▶ Task details
Transcribe everything in the data word for word. Pictures are left out.

▶ Dataset extract

──────

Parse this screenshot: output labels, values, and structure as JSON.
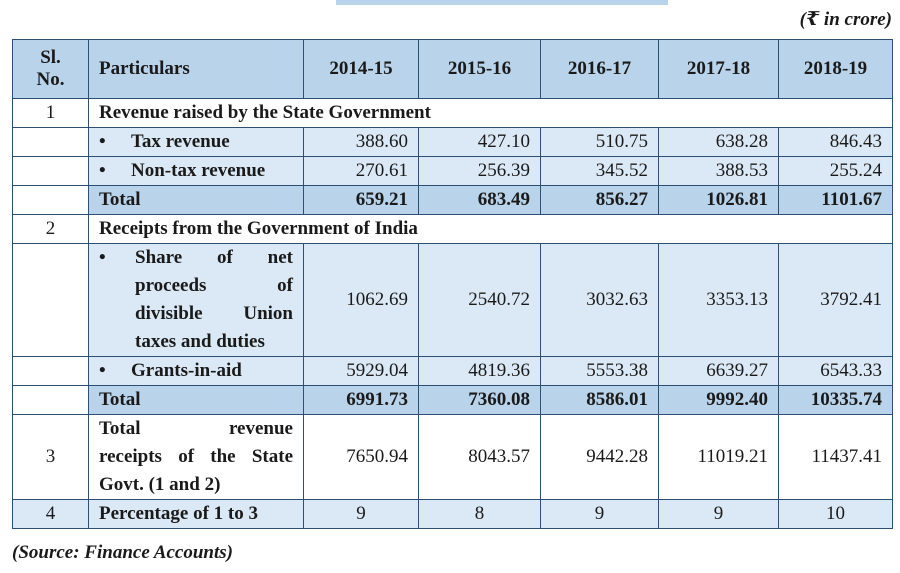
{
  "unit_note": "(₹ in crore)",
  "header": {
    "sl_no": [
      "Sl.",
      "No."
    ],
    "particulars": "Particulars",
    "years": [
      "2014-15",
      "2015-16",
      "2016-17",
      "2017-18",
      "2018-19"
    ]
  },
  "sections": {
    "s1": {
      "sl": "1",
      "title": "Revenue raised by the State Government",
      "bullet": "•",
      "rows": [
        {
          "label": "Tax revenue",
          "values": [
            "388.60",
            "427.10",
            "510.75",
            "638.28",
            "846.43"
          ]
        },
        {
          "label": "Non-tax revenue",
          "values": [
            "270.61",
            "256.39",
            "345.52",
            "388.53",
            "255.24"
          ]
        }
      ],
      "total": {
        "label": "Total",
        "values": [
          "659.21",
          "683.49",
          "856.27",
          "1026.81",
          "1101.67"
        ]
      }
    },
    "s2": {
      "sl": "2",
      "title": "Receipts from the Government of India",
      "bullet": "•",
      "share": {
        "lines": [
          "Share of net",
          "proceeds of",
          "divisible Union",
          "taxes and duties"
        ],
        "values": [
          "1062.69",
          "2540.72",
          "3032.63",
          "3353.13",
          "3792.41"
        ]
      },
      "grants": {
        "label": "Grants-in-aid",
        "values": [
          "5929.04",
          "4819.36",
          "5553.38",
          "6639.27",
          "6543.33"
        ]
      },
      "total": {
        "label": "Total",
        "values": [
          "6991.73",
          "7360.08",
          "8586.01",
          "9992.40",
          "10335.74"
        ]
      }
    },
    "s3": {
      "sl": "3",
      "lines": [
        "Total revenue",
        "receipts of the State",
        "Govt. (1 and 2)"
      ],
      "values": [
        "7650.94",
        "8043.57",
        "9442.28",
        "11019.21",
        "11437.41"
      ]
    },
    "s4": {
      "sl": "4",
      "label": "Percentage of 1 to 3",
      "values": [
        "9",
        "8",
        "9",
        "9",
        "10"
      ]
    }
  },
  "source": "(Source: Finance Accounts)",
  "colors": {
    "header_blue": "#b8d3ea",
    "row_blue": "#dbe9f6",
    "border": "#2d4f73"
  }
}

──────

▶ Output below
Parse this screenshot: output labels, values, and structure as JSON.
{
  "unit_note": "(₹ in crore)",
  "header": {
    "sl_no": [
      "Sl.",
      "No."
    ],
    "particulars": "Particulars",
    "years": [
      "2014-15",
      "2015-16",
      "2016-17",
      "2017-18",
      "2018-19"
    ]
  },
  "sections": {
    "s1": {
      "sl": "1",
      "title": "Revenue raised by the State Government",
      "bullet": "•",
      "rows": [
        {
          "label": "Tax revenue",
          "values": [
            "388.60",
            "427.10",
            "510.75",
            "638.28",
            "846.43"
          ]
        },
        {
          "label": "Non-tax revenue",
          "values": [
            "270.61",
            "256.39",
            "345.52",
            "388.53",
            "255.24"
          ]
        }
      ],
      "total": {
        "label": "Total",
        "values": [
          "659.21",
          "683.49",
          "856.27",
          "1026.81",
          "1101.67"
        ]
      }
    },
    "s2": {
      "sl": "2",
      "title": "Receipts from the Government of India",
      "bullet": "•",
      "share": {
        "lines": [
          "Share of net",
          "proceeds of",
          "divisible Union",
          "taxes and duties"
        ],
        "values": [
          "1062.69",
          "2540.72",
          "3032.63",
          "3353.13",
          "3792.41"
        ]
      },
      "grants": {
        "label": "Grants-in-aid",
        "values": [
          "5929.04",
          "4819.36",
          "5553.38",
          "6639.27",
          "6543.33"
        ]
      },
      "total": {
        "label": "Total",
        "values": [
          "6991.73",
          "7360.08",
          "8586.01",
          "9992.40",
          "10335.74"
        ]
      }
    },
    "s3": {
      "sl": "3",
      "lines": [
        "Total revenue",
        "receipts of the State",
        "Govt. (1 and 2)"
      ],
      "values": [
        "7650.94",
        "8043.57",
        "9442.28",
        "11019.21",
        "11437.41"
      ]
    },
    "s4": {
      "sl": "4",
      "label": "Percentage of 1 to 3",
      "values": [
        "9",
        "8",
        "9",
        "9",
        "10"
      ]
    }
  },
  "source": "(Source: Finance Accounts)",
  "colors": {
    "header_blue": "#b8d3ea",
    "row_blue": "#dbe9f6",
    "border": "#2d4f73"
  }
}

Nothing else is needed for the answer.